WORK INSTRUCTIONS: Print the data exactly as it is given, please.

A run of records:
* * * * * * * * *

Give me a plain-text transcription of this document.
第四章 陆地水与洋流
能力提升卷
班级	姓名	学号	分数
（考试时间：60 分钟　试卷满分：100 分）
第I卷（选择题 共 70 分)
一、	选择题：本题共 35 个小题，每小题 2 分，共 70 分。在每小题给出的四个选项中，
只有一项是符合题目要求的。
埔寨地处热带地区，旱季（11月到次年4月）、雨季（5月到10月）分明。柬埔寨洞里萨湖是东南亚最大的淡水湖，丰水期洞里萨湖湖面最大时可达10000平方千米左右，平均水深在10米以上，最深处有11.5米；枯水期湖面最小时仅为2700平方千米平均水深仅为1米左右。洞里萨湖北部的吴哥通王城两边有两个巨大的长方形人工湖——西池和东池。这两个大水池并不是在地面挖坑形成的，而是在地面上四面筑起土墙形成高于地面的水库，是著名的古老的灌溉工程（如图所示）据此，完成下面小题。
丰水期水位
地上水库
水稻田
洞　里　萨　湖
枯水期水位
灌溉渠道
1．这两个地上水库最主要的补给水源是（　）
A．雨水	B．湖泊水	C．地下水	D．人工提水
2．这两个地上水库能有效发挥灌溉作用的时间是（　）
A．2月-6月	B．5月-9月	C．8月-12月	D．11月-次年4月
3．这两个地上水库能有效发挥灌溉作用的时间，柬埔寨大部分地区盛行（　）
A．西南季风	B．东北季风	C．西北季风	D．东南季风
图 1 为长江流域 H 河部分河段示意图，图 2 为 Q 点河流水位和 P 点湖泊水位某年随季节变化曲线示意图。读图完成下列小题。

* * * * * * * * *

RESPONSE TO THE EXERCISE:
Give me a plain-text transcription of this document.
第四章 陆地水与洋流
能力提升卷
班级	姓名	学号	分数
（考试时间：60 分钟　试卷满分：100 分）
第I卷（选择题 共 70 分)
一、	选择题：本题共 35 个小题，每小题 2 分，共 70 分。在每小题给出的四个选项中，
只有一项是符合题目要求的。
埔寨地处热带地区，旱季（11月到次年4月）、雨季（5月到10月）分明。柬埔寨洞里萨湖是东南亚最大的淡水湖，丰水期洞里萨湖湖面最大时可达10000平方千米左右，平均水深在10米以上，最深处有11.5米；枯水期湖面最小时仅为2700平方千米平均水深仅为1米左右。洞里萨湖北部的吴哥通王城两边有两个巨大的长方形人工湖——西池和东池。这两个大水池并不是在地面挖坑形成的，而是在地面上四面筑起土墙形成高于地面的水库，是著名的古老的灌溉工程（如图所示）据此，完成下面小题。
丰水期水位
地上水库
水稻田
洞　里　萨　湖
枯水期水位
灌溉渠道
1．这两个地上水库最主要的补给水源是（　）
A．雨水	B．湖泊水	C．地下水	D．人工提水
2．这两个地上水库能有效发挥灌溉作用的时间是（　）
A．2月-6月	B．5月-9月	C．8月-12月	D．11月-次年4月
3．这两个地上水库能有效发挥灌溉作用的时间，柬埔寨大部分地区盛行（　）
A．西南季风	B．东北季风	C．西北季风	D．东南季风
图 1 为长江流域 H 河部分河段示意图，图 2 为 Q 点河流水位和 P 点湖泊水位某年随季节变化曲线示意图。读图完成下列小题。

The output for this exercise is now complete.